# Set exercise
Report all lines from the entries below in which "type" appears.

/---

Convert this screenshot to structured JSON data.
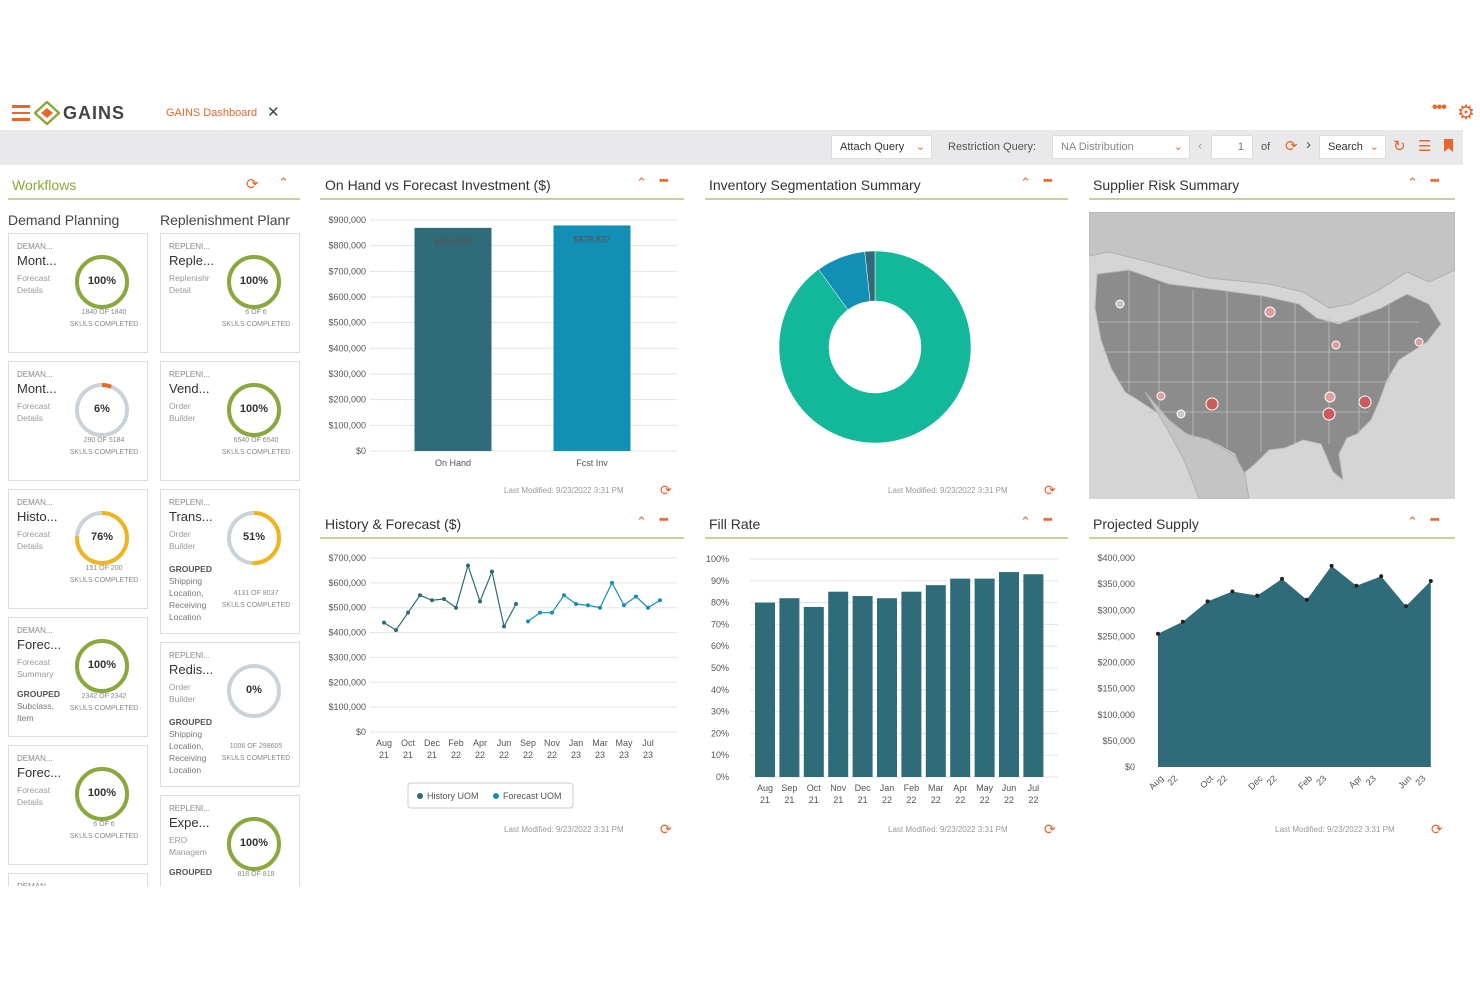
{
  "app": {
    "brand": "GAINS",
    "tab_title": "GAINS Dashboard"
  },
  "toolbar": {
    "attach_query": "Attach Query",
    "restriction_label": "Restriction Query:",
    "restriction_value": "NA Distribution",
    "page": "1",
    "of": "of",
    "search": "Search"
  },
  "workflows": {
    "title": "Workflows",
    "columns": [
      {
        "title": "Demand Planning",
        "cards": [
          {
            "t1": "DEMAN...",
            "t2": "Mont...",
            "t3": "Forecast Details",
            "pct": 100,
            "pct_label": "100%",
            "count": "1840 OF 1840",
            "status": "SKULS COMPLETED",
            "grouped": false
          },
          {
            "t1": "DEMAN...",
            "t2": "Mont...",
            "t3": "Forecast Details",
            "pct": 6,
            "pct_label": "6%",
            "count": "290 OF 5184",
            "status": "SKULS COMPLETED",
            "grouped": false
          },
          {
            "t1": "DEMAN...",
            "t2": "Histo...",
            "t3": "Forecast Details",
            "pct": 76,
            "pct_label": "76%",
            "count": "151 OF 200",
            "status": "SKULS COMPLETED",
            "grouped": false
          },
          {
            "t1": "DEMAN...",
            "t2": "Forec...",
            "t3": "Forecast Summary",
            "pct": 100,
            "pct_label": "100%",
            "count": "2342 OF 2342",
            "status": "SKULS COMPLETED",
            "grouped": true,
            "grouped_label": "GROUPED",
            "grouped_text": "Subclass, Item"
          },
          {
            "t1": "DEMAN...",
            "t2": "Forec...",
            "t3": "Forecast Details",
            "pct": 100,
            "pct_label": "100%",
            "count": "6 OF 6",
            "status": "SKULS COMPLETED",
            "grouped": false
          },
          {
            "t1": "DEMAN...",
            "t2": "",
            "t3": "",
            "pct": 0,
            "pct_label": "",
            "count": "",
            "status": "",
            "grouped": false
          }
        ]
      },
      {
        "title": "Replenishment Planr",
        "cards": [
          {
            "t1": "REPLENI...",
            "t2": "Reple...",
            "t3": "Replenishr Detail",
            "pct": 100,
            "pct_label": "100%",
            "count": "6 OF 6",
            "status": "SKULS COMPLETED",
            "grouped": false
          },
          {
            "t1": "REPLENI...",
            "t2": "Vend...",
            "t3": "Order Builder",
            "pct": 100,
            "pct_label": "100%",
            "count": "6540 OF 6540",
            "status": "SKULS COMPLETED",
            "grouped": false
          },
          {
            "t1": "REPLENI...",
            "t2": "Trans...",
            "t3": "Order Builder",
            "pct": 51,
            "pct_label": "51%",
            "count": "4131 OF 8037",
            "status": "SKULS COMPLETED",
            "grouped": true,
            "grouped_label": "GROUPED",
            "grouped_text": "Shipping Location, Receiving Location"
          },
          {
            "t1": "REPLENI...",
            "t2": "Redis...",
            "t3": "Order Builder",
            "pct": 0,
            "pct_label": "0%",
            "count": "1006 OF 298605",
            "status": "SKULS COMPLETED",
            "grouped": true,
            "grouped_label": "GROUPED",
            "grouped_text": "Shipping Location, Receiving Location"
          },
          {
            "t1": "REPLENI...",
            "t2": "Expe...",
            "t3": "ERO Managem",
            "pct": 100,
            "pct_label": "100%",
            "count": "818 OF 818",
            "status": "",
            "grouped": true,
            "grouped_label": "GROUPED",
            "grouped_text": ""
          }
        ]
      }
    ]
  },
  "panels": {
    "onhand": {
      "title": "On Hand vs Forecast Investment ($)",
      "last_modified": "Last Modified: 9/23/2022 3:31 PM"
    },
    "segmentation": {
      "title": "Inventory Segmentation Summary",
      "last_modified": "Last Modified: 9/23/2022 3:31 PM"
    },
    "supplier": {
      "title": "Supplier Risk Summary"
    },
    "history": {
      "title": "History & Forecast ($)",
      "last_modified": "Last Modified: 9/23/2022 3:31 PM"
    },
    "fillrate": {
      "title": "Fill Rate",
      "last_modified": "Last Modified: 9/23/2022 3:31 PM"
    },
    "projected": {
      "title": "Projected Supply",
      "last_modified": "Last Modified: 9/23/2022 3:31 PM"
    }
  },
  "colors": {
    "accent": "#e8652b",
    "teal_dark": "#2f6b78",
    "teal": "#138fb5",
    "green": "#13b89a",
    "ring_green": "#8aa83b",
    "ring_yellow": "#f0b51d"
  },
  "chart_data": [
    {
      "type": "bar",
      "title": "On Hand vs Forecast Investment ($)",
      "categories": [
        "On Hand",
        "Fcst Inv"
      ],
      "values": [
        869358,
        878837
      ],
      "value_labels": [
        "$869,358",
        "$878,837"
      ],
      "ylim": [
        0,
        900000
      ],
      "yticks": [
        "$0",
        "$100,000",
        "$200,000",
        "$300,000",
        "$400,000",
        "$500,000",
        "$600,000",
        "$700,000",
        "$800,000",
        "$900,000"
      ],
      "colors": [
        "#2f6b78",
        "#138fb5"
      ],
      "grid": true
    },
    {
      "type": "pie",
      "title": "Inventory Segmentation Summary",
      "values": [
        0.9,
        0.083,
        0.017
      ],
      "colors": [
        "#13b89a",
        "#138fb5",
        "#2f6b78"
      ],
      "donut": true
    },
    {
      "type": "line",
      "title": "History & Forecast ($)",
      "ylim": [
        0,
        700000
      ],
      "yticks": [
        "$0",
        "$100,000",
        "$200,000",
        "$300,000",
        "$400,000",
        "$500,000",
        "$600,000",
        "$700,000"
      ],
      "xticks": [
        [
          "Aug",
          "21"
        ],
        [
          "Oct",
          "21"
        ],
        [
          "Dec",
          "21"
        ],
        [
          "Feb",
          "22"
        ],
        [
          "Apr",
          "22"
        ],
        [
          "Jun",
          "22"
        ],
        [
          "Sep",
          "22"
        ],
        [
          "Nov",
          "22"
        ],
        [
          "Jan",
          "23"
        ],
        [
          "Mar",
          "23"
        ],
        [
          "May",
          "23"
        ],
        [
          "Jul",
          "23"
        ]
      ],
      "series": [
        {
          "name": "History UOM",
          "color": "#2f6b78",
          "values": [
            440000,
            410000,
            480000,
            550000,
            530000,
            535000,
            500000,
            670000,
            525000,
            645000,
            425000,
            515000
          ]
        },
        {
          "name": "Forecast UOM",
          "color": "#138fb5",
          "values": [
            445000,
            480000,
            480000,
            550000,
            515000,
            510000,
            500000,
            600000,
            510000,
            545000,
            500000,
            530000
          ]
        }
      ],
      "legend": "bottom"
    },
    {
      "type": "bar",
      "title": "Fill Rate",
      "categories": [
        [
          "Aug",
          "21"
        ],
        [
          "Sep",
          "21"
        ],
        [
          "Oct",
          "21"
        ],
        [
          "Nov",
          "21"
        ],
        [
          "Dec",
          "21"
        ],
        [
          "Jan",
          "22"
        ],
        [
          "Feb",
          "22"
        ],
        [
          "Mar",
          "22"
        ],
        [
          "Apr",
          "22"
        ],
        [
          "May",
          "22"
        ],
        [
          "Jun",
          "22"
        ],
        [
          "Jul",
          "22"
        ]
      ],
      "values": [
        80,
        82,
        78,
        85,
        83,
        82,
        85,
        88,
        91,
        91,
        94,
        93
      ],
      "ylim": [
        0,
        100
      ],
      "yticks": [
        "0%",
        "10%",
        "20%",
        "30%",
        "40%",
        "50%",
        "60%",
        "70%",
        "80%",
        "90%",
        "100%"
      ],
      "colors": [
        "#2f6b78"
      ],
      "grid": true
    },
    {
      "type": "area",
      "title": "Projected Supply",
      "x": [
        "Aug 22",
        "Sep 22",
        "Oct 22",
        "Nov 22",
        "Dec 22",
        "Jan 23",
        "Feb 23",
        "Mar 23",
        "Apr 23",
        "May 23",
        "Jun 23",
        "Jul 23"
      ],
      "xticks": [
        [
          "Aug",
          "22"
        ],
        [
          "Oct",
          "22"
        ],
        [
          "Dec",
          "22"
        ],
        [
          "Feb",
          "23"
        ],
        [
          "Apr",
          "23"
        ],
        [
          "Jun",
          "23"
        ]
      ],
      "values": [
        255000,
        278000,
        317000,
        336000,
        328000,
        360000,
        320000,
        385000,
        347000,
        365000,
        308000,
        356000
      ],
      "ylim": [
        0,
        400000
      ],
      "yticks": [
        "$0",
        "$50,000",
        "$100,000",
        "$150,000",
        "$200,000",
        "$250,000",
        "$300,000",
        "$350,000",
        "$400,000"
      ],
      "colors": [
        "#2f6b78"
      ]
    }
  ]
}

\---

# Solution to this exercise
      "type": "bar",
      "type": "pie",
      "type": "line",
      "type": "bar",
      "type": "area",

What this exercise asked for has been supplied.